AVAILABLE DATA.
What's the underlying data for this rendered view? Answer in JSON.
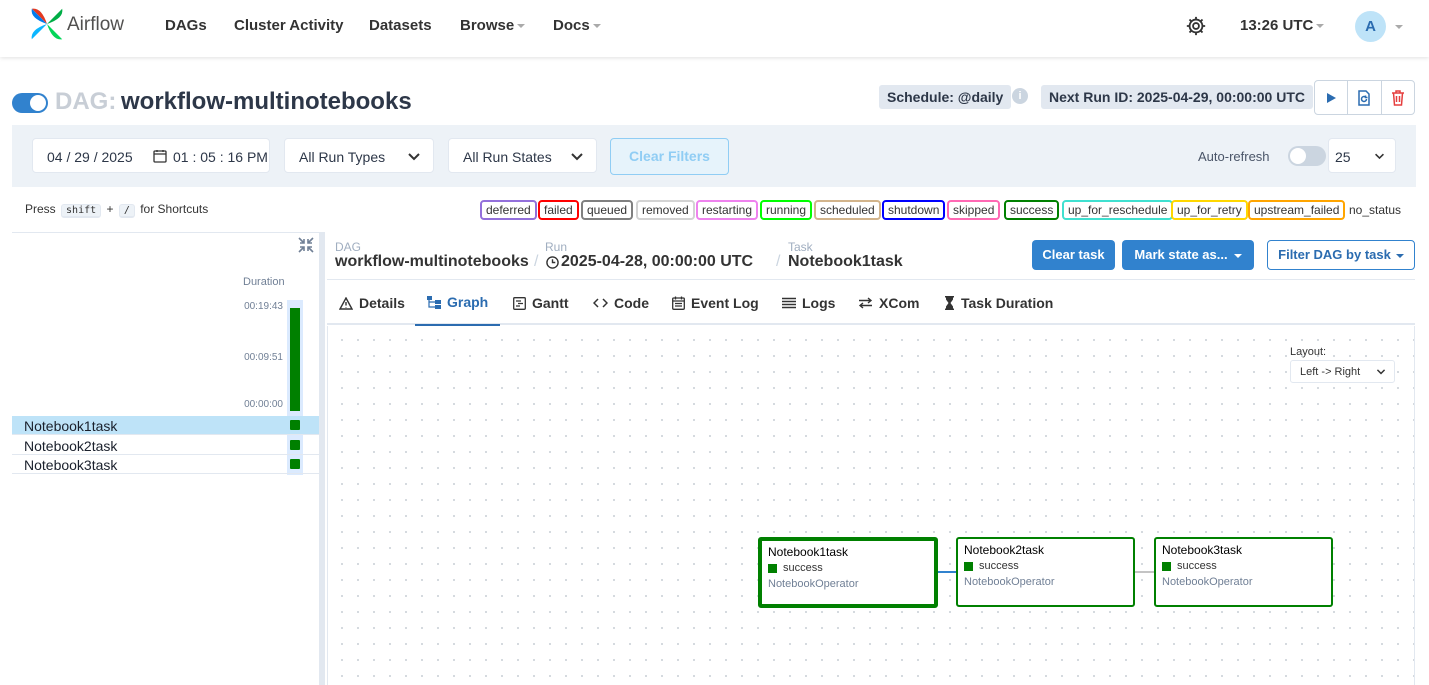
{
  "nav": {
    "brand": "Airflow",
    "links": [
      "DAGs",
      "Cluster Activity",
      "Datasets",
      "Browse",
      "Docs"
    ],
    "clock": "13:26 UTC",
    "avatar": "A"
  },
  "header": {
    "dag_prefix": "DAG:",
    "dag_id": "workflow-multinotebooks",
    "schedule": "Schedule: @daily",
    "next_run": "Next Run ID: 2025-04-29, 00:00:00 UTC"
  },
  "filters": {
    "datetime": "04 / 29 / 2025 \u0001 01 : 05 : 16   PM",
    "date": "04 / 29 / 2025",
    "time": "01 : 05 : 16   PM",
    "run_types": "All Run Types",
    "run_states": "All Run States",
    "clear": "Clear Filters",
    "auto_refresh": "Auto-refresh",
    "page_size": "25"
  },
  "shortcuts": {
    "press": "Press",
    "key1": "shift",
    "plus": "+",
    "key2": "/",
    "suffix": "for Shortcuts"
  },
  "legend": [
    {
      "label": "deferred",
      "color": "#9370db"
    },
    {
      "label": "failed",
      "color": "#ff0000"
    },
    {
      "label": "queued",
      "color": "#808080"
    },
    {
      "label": "removed",
      "color": "#d3d3d3"
    },
    {
      "label": "restarting",
      "color": "#ee82ee"
    },
    {
      "label": "running",
      "color": "#00ff00"
    },
    {
      "label": "scheduled",
      "color": "#d2b48c"
    },
    {
      "label": "shutdown",
      "color": "#0000ff"
    },
    {
      "label": "skipped",
      "color": "#ff69b4"
    },
    {
      "label": "success",
      "color": "#008000"
    },
    {
      "label": "up_for_reschedule",
      "color": "#40e0d0"
    },
    {
      "label": "up_for_retry",
      "color": "#ffd700"
    },
    {
      "label": "upstream_failed",
      "color": "#ffa500"
    },
    {
      "label": "no_status",
      "color": null
    }
  ],
  "grid": {
    "duration_label": "Duration",
    "ticks": [
      "00:19:43",
      "00:09:51",
      "00:00:00"
    ],
    "tasks": [
      "Notebook1task",
      "Notebook2task",
      "Notebook3task"
    ]
  },
  "breadcrumb": {
    "dag_label": "DAG",
    "dag_value": "workflow-multinotebooks",
    "run_label": "Run",
    "run_value": "2025-04-28, 00:00:00 UTC",
    "task_label": "Task",
    "task_value": "Notebook1task"
  },
  "actions": {
    "clear_task": "Clear task",
    "mark_state": "Mark state as...",
    "filter_dag": "Filter DAG by task"
  },
  "tabs": [
    "Details",
    "Graph",
    "Gantt",
    "Code",
    "Event Log",
    "Logs",
    "XCom",
    "Task Duration"
  ],
  "graph": {
    "layout_label": "Layout:",
    "layout_value": "Left -> Right",
    "nodes": [
      {
        "name": "Notebook1task",
        "state": "success",
        "operator": "NotebookOperator"
      },
      {
        "name": "Notebook2task",
        "state": "success",
        "operator": "NotebookOperator"
      },
      {
        "name": "Notebook3task",
        "state": "success",
        "operator": "NotebookOperator"
      }
    ]
  },
  "colors": {
    "accent": "#3182ce",
    "success": "#008000"
  }
}
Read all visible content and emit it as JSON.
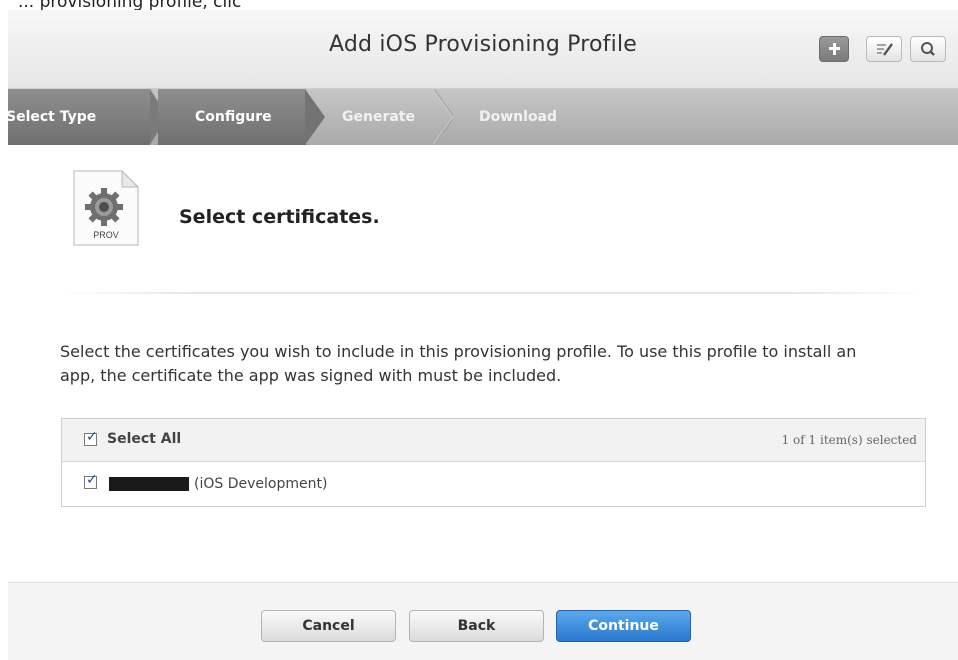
{
  "top_text": "     ...  provisioning profile, clic",
  "header": {
    "title": "Add iOS Provisioning Profile",
    "icons": [
      "plus-icon",
      "edit-icon",
      "search-icon"
    ]
  },
  "steps": [
    {
      "label": "Select Type",
      "state": "done"
    },
    {
      "label": "Configure",
      "state": "current"
    },
    {
      "label": "Generate",
      "state": "pending"
    },
    {
      "label": "Download",
      "state": "pending"
    }
  ],
  "section": {
    "icon_label": "PROV",
    "title": "Select certificates."
  },
  "description": "Select the certificates you wish to include in this provisioning profile. To use this profile to install an app, the certificate the app was signed with must be included.",
  "certificates": {
    "select_all_label": "Select All",
    "select_all_checked": true,
    "count_text": "1 of 1 item(s) selected",
    "items": [
      {
        "label": "(iOS Development)",
        "checked": true
      }
    ]
  },
  "footer": {
    "cancel": "Cancel",
    "back": "Back",
    "continue": "Continue"
  },
  "colors": {
    "accent": "#2a79cf",
    "step_active": "#707070"
  }
}
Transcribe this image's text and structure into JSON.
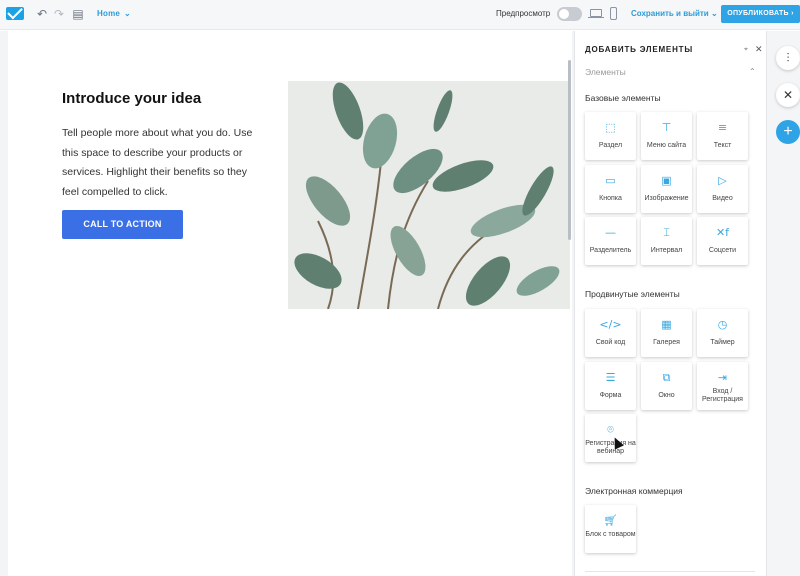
{
  "topbar": {
    "home_label": "Home",
    "preview_label": "Предпросмотр",
    "save_exit_label": "Сохранить и выйти",
    "publish_label": "ОПУБЛИКОВАТЬ",
    "preview_on": false
  },
  "section": {
    "title": "Introduce your idea",
    "text": "Tell people more about what you do. Use this space to describe your products or services. Highlight their benefits so they feel compelled to click.",
    "cta_label": "CALL TO ACTION"
  },
  "panel": {
    "title": "ДОБАВИТЬ ЭЛЕМЕНТЫ",
    "subheader": "Элементы",
    "groups": {
      "basic": {
        "title": "Базовые элементы",
        "items": [
          {
            "label": "Раздел",
            "icon": "section-icon"
          },
          {
            "label": "Меню сайта",
            "icon": "menu-icon"
          },
          {
            "label": "Текст",
            "icon": "text-icon"
          },
          {
            "label": "Кнопка",
            "icon": "button-icon"
          },
          {
            "label": "Изображение",
            "icon": "image-icon"
          },
          {
            "label": "Видео",
            "icon": "video-icon"
          },
          {
            "label": "Разделитель",
            "icon": "divider-icon"
          },
          {
            "label": "Интервал",
            "icon": "spacer-icon"
          },
          {
            "label": "Соцсети",
            "icon": "social-icon"
          }
        ]
      },
      "advanced": {
        "title": "Продвинутые элементы",
        "items": [
          {
            "label": "Свой код",
            "icon": "code-icon"
          },
          {
            "label": "Галерея",
            "icon": "gallery-icon"
          },
          {
            "label": "Таймер",
            "icon": "timer-icon"
          },
          {
            "label": "Форма",
            "icon": "form-icon"
          },
          {
            "label": "Окно",
            "icon": "popup-icon"
          },
          {
            "label": "Вход / Регистрация",
            "icon": "login-icon"
          },
          {
            "label": "Регистрация на вебинар",
            "icon": "webinar-icon"
          }
        ]
      },
      "ecommerce": {
        "title": "Электронная коммерция",
        "items": [
          {
            "label": "Блок с товаром",
            "icon": "cart-icon"
          }
        ]
      }
    }
  },
  "colors": {
    "accent": "#2ea3e6",
    "cta": "#3b6fe6"
  }
}
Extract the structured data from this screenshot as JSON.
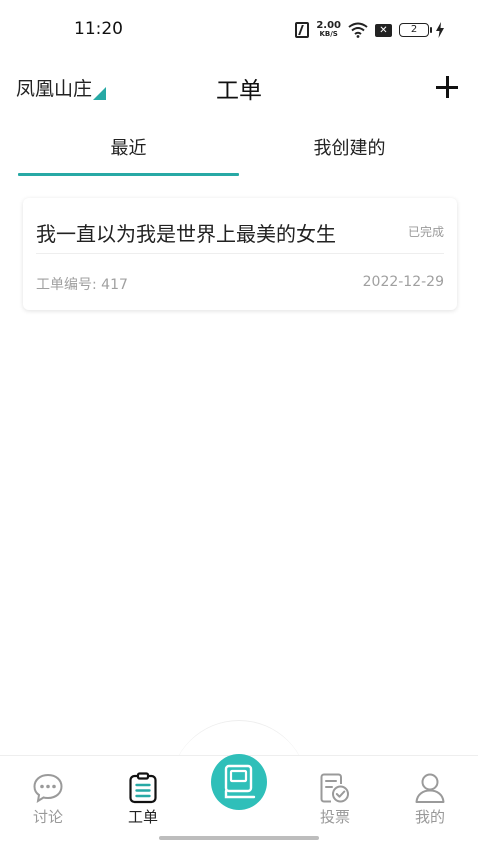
{
  "status_bar": {
    "time": "11:20",
    "net_speed_value": "2.00",
    "net_speed_unit": "KB/S",
    "battery_level": "2",
    "icons": [
      "nfc-icon",
      "wifi-icon",
      "sim-x-icon",
      "battery-icon",
      "charging-bolt-icon"
    ]
  },
  "header": {
    "community": "凤凰山庄",
    "title": "工单",
    "add_icon": "plus-icon"
  },
  "tabs": [
    {
      "label": "最近",
      "active": true
    },
    {
      "label": "我创建的",
      "active": false
    }
  ],
  "work_orders": [
    {
      "title": "我一直以为我是世界上最美的女生",
      "status": "已完成",
      "number_label": "工单编号: 417",
      "date": "2022-12-29"
    }
  ],
  "bottom_nav": {
    "items": [
      {
        "label": "讨论",
        "icon": "chat-bubble-icon",
        "active": false
      },
      {
        "label": "工单",
        "icon": "clipboard-icon",
        "active": true
      },
      {
        "label": "",
        "icon": "center-action-icon",
        "active": false
      },
      {
        "label": "投票",
        "icon": "vote-check-icon",
        "active": false
      },
      {
        "label": "我的",
        "icon": "user-icon",
        "active": false
      }
    ]
  },
  "colors": {
    "accent": "#27a9a5",
    "center_button": "#2fbfb9",
    "muted_text": "#999999"
  }
}
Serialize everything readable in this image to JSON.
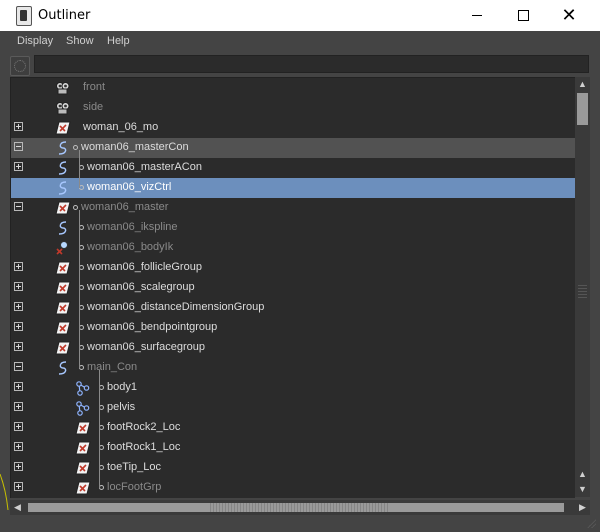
{
  "window": {
    "title": "Outliner",
    "controls": [
      "minimize-icon",
      "maximize-icon",
      "close-icon"
    ]
  },
  "menu": [
    "Display",
    "Show",
    "Help"
  ],
  "search": {
    "value": "",
    "placeholder": ""
  },
  "colors": {
    "panel_bg": "#444444",
    "tree_bg": "#2b2b2b",
    "selection": "#6c8fbd",
    "highlight": "#525252",
    "text": "#dcdcdc",
    "dim_text": "#8a8a8a",
    "locator_icon_red": "#c0392b",
    "curve_icon_blue": "#a8c8ff"
  },
  "tree": [
    {
      "label": "front",
      "icon": "camera-icon",
      "indent": 0,
      "expander": "none",
      "state": "dim"
    },
    {
      "label": "side",
      "icon": "camera-icon",
      "indent": 0,
      "expander": "none",
      "state": "dim"
    },
    {
      "label": "woman_06_mo",
      "icon": "transform-icon",
      "indent": 0,
      "expander": "plus",
      "state": "normal"
    },
    {
      "label": "woman06_masterCon",
      "icon": "curve-icon",
      "indent": 0,
      "expander": "minus",
      "state": "highlight"
    },
    {
      "label": "woman06_masterACon",
      "icon": "curve-icon",
      "indent": 1,
      "expander": "plus",
      "state": "normal"
    },
    {
      "label": "woman06_vizCtrl",
      "icon": "curve-icon",
      "indent": 1,
      "expander": "none",
      "state": "selected"
    },
    {
      "label": "woman06_master",
      "icon": "transform-icon",
      "indent": 0,
      "expander": "minus",
      "state": "dim"
    },
    {
      "label": "woman06_ikspline",
      "icon": "curve-icon",
      "indent": 1,
      "expander": "none",
      "state": "dim"
    },
    {
      "label": "woman06_bodyIk",
      "icon": "ik-handle-icon",
      "indent": 1,
      "expander": "none",
      "state": "dim"
    },
    {
      "label": "woman06_follicleGroup",
      "icon": "transform-icon",
      "indent": 1,
      "expander": "plus",
      "state": "normal"
    },
    {
      "label": "woman06_scalegroup",
      "icon": "transform-icon",
      "indent": 1,
      "expander": "plus",
      "state": "normal"
    },
    {
      "label": "woman06_distanceDimensionGroup",
      "icon": "transform-icon",
      "indent": 1,
      "expander": "plus",
      "state": "normal"
    },
    {
      "label": "woman06_bendpointgroup",
      "icon": "transform-icon",
      "indent": 1,
      "expander": "plus",
      "state": "normal"
    },
    {
      "label": "woman06_surfacegroup",
      "icon": "transform-icon",
      "indent": 1,
      "expander": "plus",
      "state": "normal"
    },
    {
      "label": "main_Con",
      "icon": "curve-icon",
      "indent": 1,
      "expander": "minus",
      "state": "dim"
    },
    {
      "label": "body1",
      "icon": "joint-icon",
      "indent": 2,
      "expander": "plus",
      "state": "normal"
    },
    {
      "label": "pelvis",
      "icon": "joint-icon",
      "indent": 2,
      "expander": "plus",
      "state": "normal"
    },
    {
      "label": "footRock2_Loc",
      "icon": "transform-icon",
      "indent": 2,
      "expander": "plus",
      "state": "normal"
    },
    {
      "label": "footRock1_Loc",
      "icon": "transform-icon",
      "indent": 2,
      "expander": "plus",
      "state": "normal"
    },
    {
      "label": "toeTip_Loc",
      "icon": "transform-icon",
      "indent": 2,
      "expander": "plus",
      "state": "normal"
    },
    {
      "label": "locFootGrp",
      "icon": "transform-icon",
      "indent": 2,
      "expander": "plus",
      "state": "dim"
    }
  ]
}
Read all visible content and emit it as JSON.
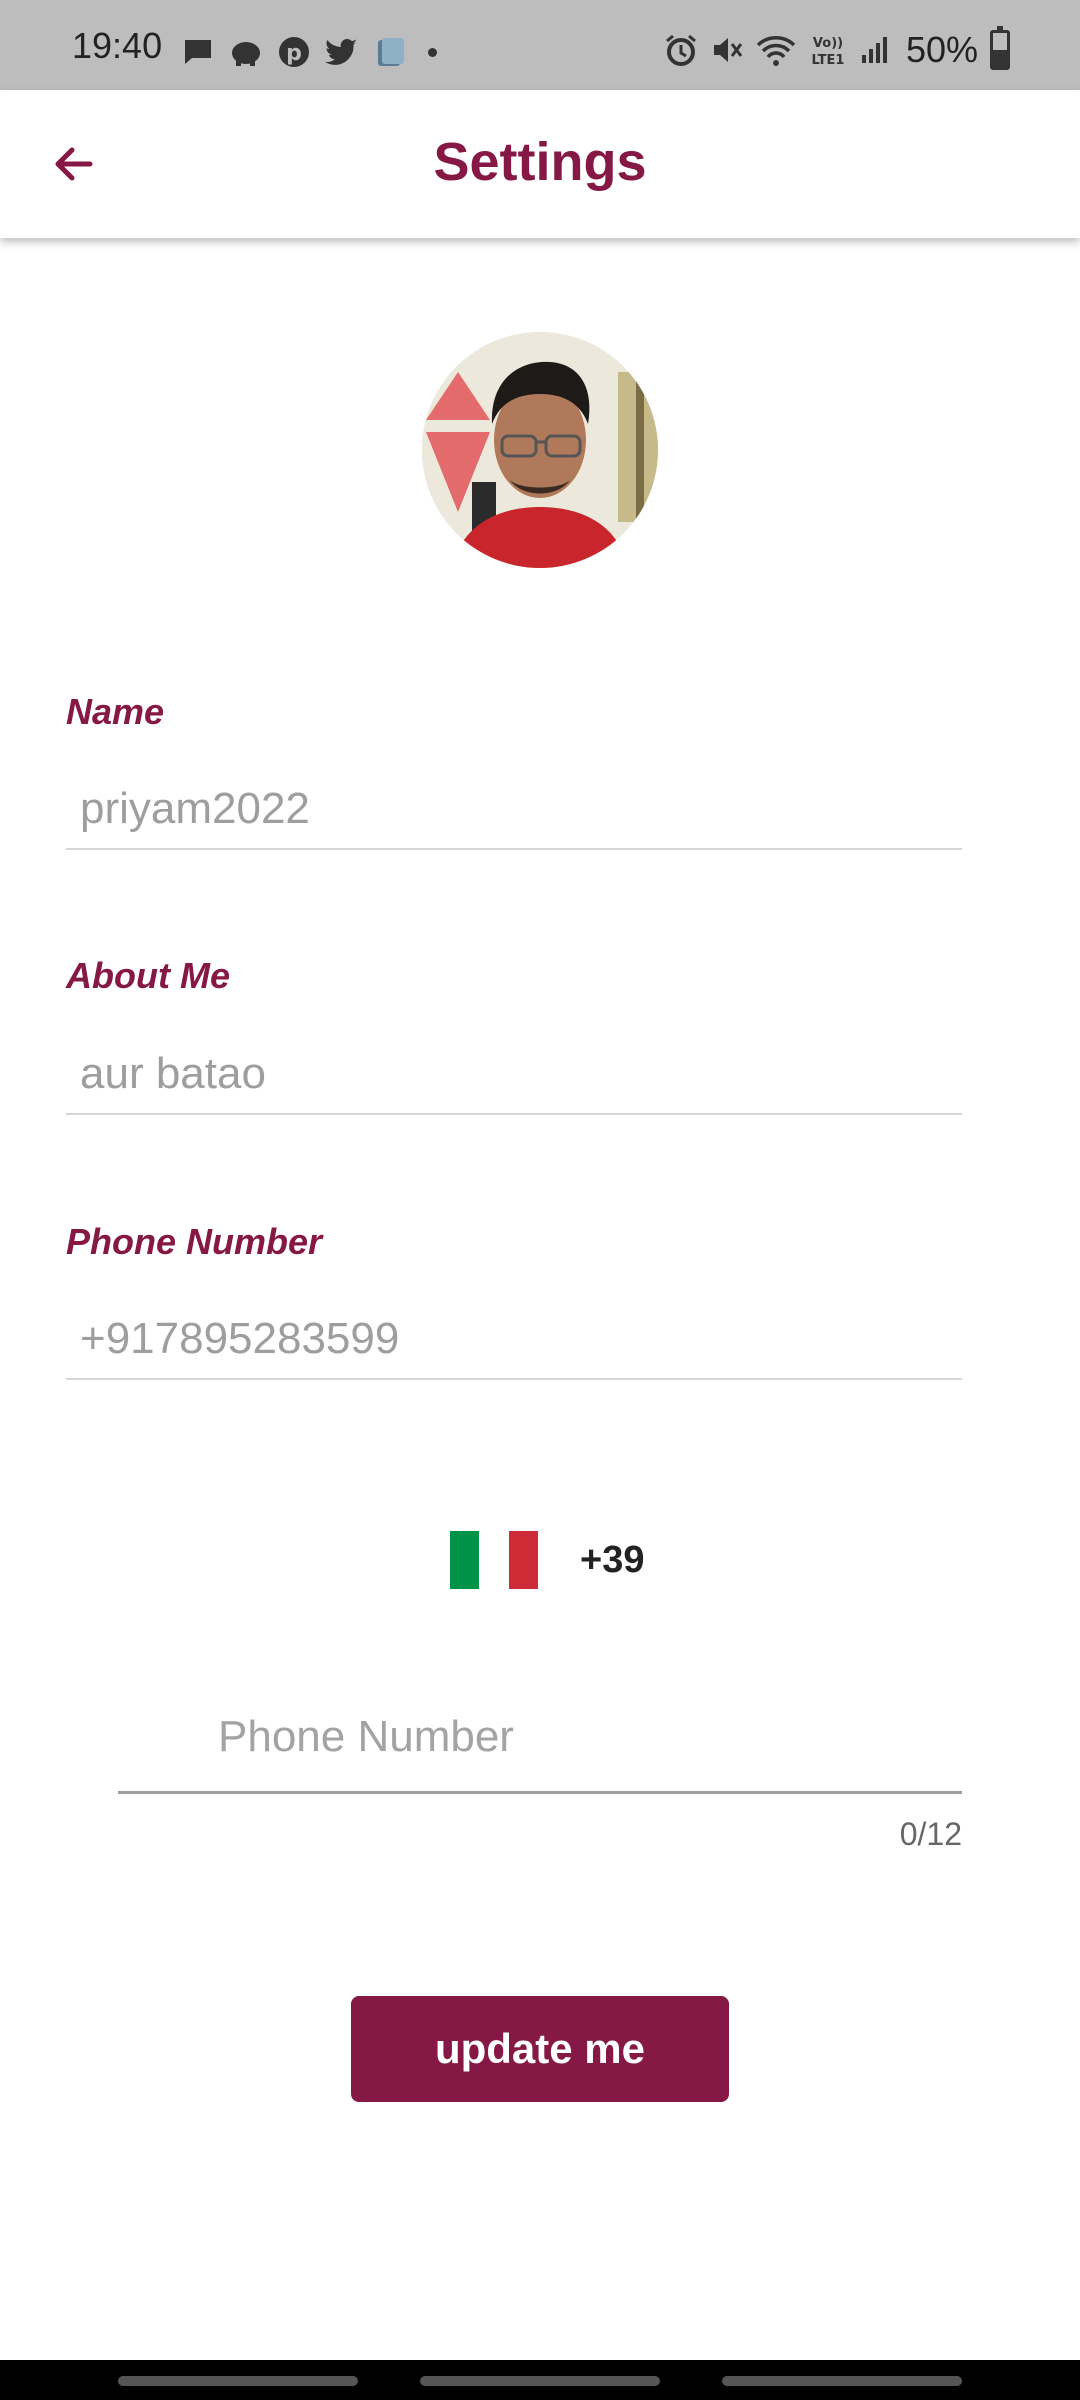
{
  "status_bar": {
    "time": "19:40",
    "battery": "50%",
    "notification_icons": [
      "message-icon",
      "pig-icon",
      "pinterest-icon",
      "twitter-icon",
      "app-icon"
    ],
    "system_icons": [
      "alarm-icon",
      "mute-icon",
      "wifi-icon",
      "volte-icon",
      "signal-icon",
      "battery-icon"
    ]
  },
  "app_bar": {
    "title": "Settings",
    "back_icon": "arrow-left-icon"
  },
  "profile": {
    "avatar": "profile-avatar"
  },
  "fields": {
    "name": {
      "label": "Name",
      "value": "priyam2022"
    },
    "about": {
      "label": "About Me",
      "value": "aur batao"
    },
    "phone": {
      "label": "Phone Number",
      "value": "+917895283599"
    }
  },
  "country_picker": {
    "flag": "italy-flag-icon",
    "code": "+39",
    "colors": [
      "#009246",
      "#ffffff",
      "#ce2b37"
    ]
  },
  "phone_entry": {
    "placeholder": "Phone Number",
    "value": "",
    "counter": "0/12"
  },
  "actions": {
    "update_label": "update me"
  },
  "theme": {
    "accent": "#851844",
    "status_bar_bg": "#bdbdbd"
  }
}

PROBLEM REQUIREMENTS. Look for "multinotebooks" and pull out every line that has it.

RESPONSE TO THIS TASK.
    "dag_id": "workflow-multinotebooks",
    "dag_value": "workflow-multinotebooks",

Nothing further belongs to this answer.